Given records:
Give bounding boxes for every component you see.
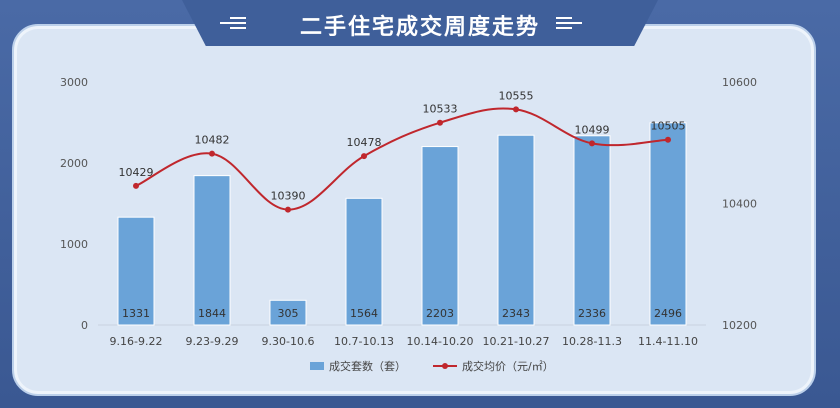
- x-axis-tick-label: 10.7-10.13: [334, 335, 394, 348]
- legend-label-price: 成交均价（元/㎡）: [462, 360, 554, 373]
- bar-value-label: 2496: [654, 307, 682, 320]
- right-axis-tick-label: 10200: [722, 319, 757, 332]
- price-point-4: [437, 119, 443, 126]
- price-point-5: [513, 106, 519, 113]
- price-point-0: [133, 182, 139, 189]
- page-title: 二手住宅成交周度走势: [299, 15, 540, 40]
- price-point-1: [209, 150, 215, 157]
- legend-label-units: 成交套数（套）: [329, 360, 406, 373]
- price-value-label: 10390: [271, 190, 306, 203]
- title-left-ornament: [216, 15, 246, 31]
- x-axis-tick-label: 10.28-11.3: [562, 335, 622, 348]
- price-value-label: 10482: [195, 134, 230, 147]
- bar-value-label: 1331: [122, 307, 150, 320]
- x-axis-tick-label: 10.14-10.20: [407, 335, 474, 348]
- left-axis-tick-label: 2000: [60, 157, 88, 170]
- bar-units-2: [269, 299, 307, 326]
- bar-units-6: [573, 135, 611, 326]
- legend-item-price: 成交均价（元/㎡）: [432, 357, 554, 375]
- x-axis-tick-label: 10.21-10.27: [483, 335, 550, 348]
- left-axis-tick-label: 1000: [60, 238, 88, 251]
- price-value-label: 10429: [119, 166, 154, 179]
- price-value-label: 10533: [423, 103, 458, 116]
- price-point-7: [665, 136, 671, 143]
- bar-units-0: [117, 216, 155, 326]
- series-line-price: [135, 107, 669, 211]
- bar-value-label: 2203: [426, 307, 454, 320]
- left-axis-tick-label: 3000: [60, 76, 88, 89]
- right-axis-tick-label: 10600: [722, 76, 757, 89]
- price-point-3: [361, 153, 367, 160]
- price-value-label: 10478: [347, 136, 382, 149]
- left-axis-tick-label: 0: [81, 319, 88, 332]
- bar-value-label: 2336: [578, 307, 606, 320]
- bar-value-label: 305: [278, 307, 299, 320]
- legend-swatch-bar: [310, 362, 324, 370]
- x-axis-tick-label: 9.23-9.29: [186, 335, 239, 348]
- bar-value-label: 1844: [198, 307, 226, 320]
- price-value-label: 10505: [651, 120, 686, 133]
- bar-units-4: [421, 146, 459, 326]
- bar-units-1: [193, 175, 231, 326]
- price-point-2: [285, 206, 291, 213]
- bar-value-label: 1564: [350, 307, 378, 320]
- legend-swatch-line: [433, 363, 457, 369]
- bar-units-5: [497, 134, 535, 326]
- x-axis-tick-label: 9.30-10.6: [262, 335, 315, 348]
- price-point-6: [589, 140, 595, 147]
- legend-item-units: 成交套数（套）: [310, 357, 406, 375]
- x-axis-tick-label: 11.4-11.10: [638, 335, 698, 348]
- price-value-label: 10555: [499, 89, 534, 102]
- price-value-label: 10499: [575, 123, 610, 136]
- bar-units-3: [345, 197, 383, 326]
- right-axis-tick-label: 10400: [722, 198, 757, 211]
- title-right-ornament: [556, 15, 586, 31]
- bar-units-7: [649, 122, 687, 326]
- bar-value-label: 2343: [502, 307, 530, 320]
- x-axis-tick-label: 9.16-9.22: [110, 335, 163, 348]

Do this: Could you express each line of the records above as a JSON list of strings, one string per line, with blank lines skipped and the pictures left out?

Output of the exercise:
[
  "Give bounding boxes for every component you see.",
  "- x-axis-tick-label: 10.7-10.13: [334, 335, 394, 348]",
  "- legend-label-price: 成交均价（元/㎡）: [462, 360, 554, 373]",
  "- bar-value-label: 2496: [654, 307, 682, 320]",
  "- right-axis-tick-label: 10200: [722, 319, 757, 332]",
  "- price-point-4: [437, 119, 443, 126]",
  "- price-point-5: [513, 106, 519, 113]",
  "- price-point-0: [133, 182, 139, 189]",
  "- page-title: 二手住宅成交周度走势: [299, 15, 540, 40]",
  "- price-point-1: [209, 150, 215, 157]",
  "- legend-label-units: 成交套数（套）: [329, 360, 406, 373]",
  "- price-value-label: 10390: [271, 190, 306, 203]",
  "- title-left-ornament: [216, 15, 246, 31]",
  "- x-axis-tick-label: 10.28-11.3: [562, 335, 622, 348]",
  "- price-value-label: 10482: [195, 134, 230, 147]",
  "- bar-value-label: 1331: [122, 307, 150, 320]",
  "- x-axis-tick-label: 10.14-10.20: [407, 335, 474, 348]",
  "- left-axis-tick-label: 2000: [60, 157, 88, 170]",
  "- bar-units-2: [269, 299, 307, 326]",
  "- bar-units-6: [573, 135, 611, 326]",
  "- legend-item-price: 成交均价（元/㎡）: [432, 357, 554, 375]",
  "- x-axis-tick-label: 10.21-10.27: [483, 335, 550, 348]",
  "- left-axis-tick-label: 1000: [60, 238, 88, 251]",
  "- price-value-label: 10429: [119, 166, 154, 179]",
  "- price-value-label: 10533: [423, 103, 458, 116]",
  "- price-point-7: [665, 136, 671, 143]",
  "- bar-units-0: [117, 216, 155, 326]",
  "- series-line-price: [135, 107, 669, 211]",
  "- bar-value-label: 2203: [426, 307, 454, 320]",
  "- left-axis-tick-label: 3000: [60, 76, 88, 89]",
  "- right-axis-tick-label: 10600: [722, 76, 757, 89]",
  "- price-point-3: [361, 153, 367, 160]",
  "- price-value-label: 10478: [347, 136, 382, 149]",
  "- left-axis-tick-label: 0: [81, 319, 88, 332]",
  "- bar-value-label: 2336: [578, 307, 606, 320]",
  "- bar-value-label: 305: [278, 307, 299, 320]",
  "- legend-swatch-bar: [310, 362, 324, 370]",
  "- x-axis-tick-label: 9.23-9.29: [186, 335, 239, 348]",
  "- bar-value-label: 1844: [198, 307, 226, 320]",
  "- price-value-label: 10505: [651, 120, 686, 133]",
  "- bar-units-4: [421, 146, 459, 326]",
  "- bar-units-1: [193, 175, 231, 326]",
  "- price-point-2: [285, 206, 291, 213]",
  "- bar-value-label: 1564: [350, 307, 378, 320]",
  "- legend-swatch-line: [433, 363, 457, 369]",
  "- bar-units-5: [497, 134, 535, 326]",
  "- x-axis-tick-label: 9.30-10.6: [262, 335, 315, 348]",
  "- price-point-6: [589, 140, 595, 147]",
  "- legend-item-units: 成交套数（套）: [310, 357, 406, 375]",
  "- x-axis-tick-label: 11.4-11.10: [638, 335, 698, 348]",
  "- price-value-label: 10555: [499, 89, 534, 102]",
  "- price-value-label: 10499: [575, 123, 610, 136]",
  "- bar-units-3: [345, 197, 383, 326]",
  "- right-axis-tick-label: 10400: [722, 198, 757, 211]",
  "- title-right-ornament: [556, 15, 586, 31]",
  "- bar-units-7: [649, 122, 687, 326]",
  "- bar-value-label: 2343: [502, 307, 530, 320]",
  "- x-axis-tick-label: 9.16-9.22: [110, 335, 163, 348]"
]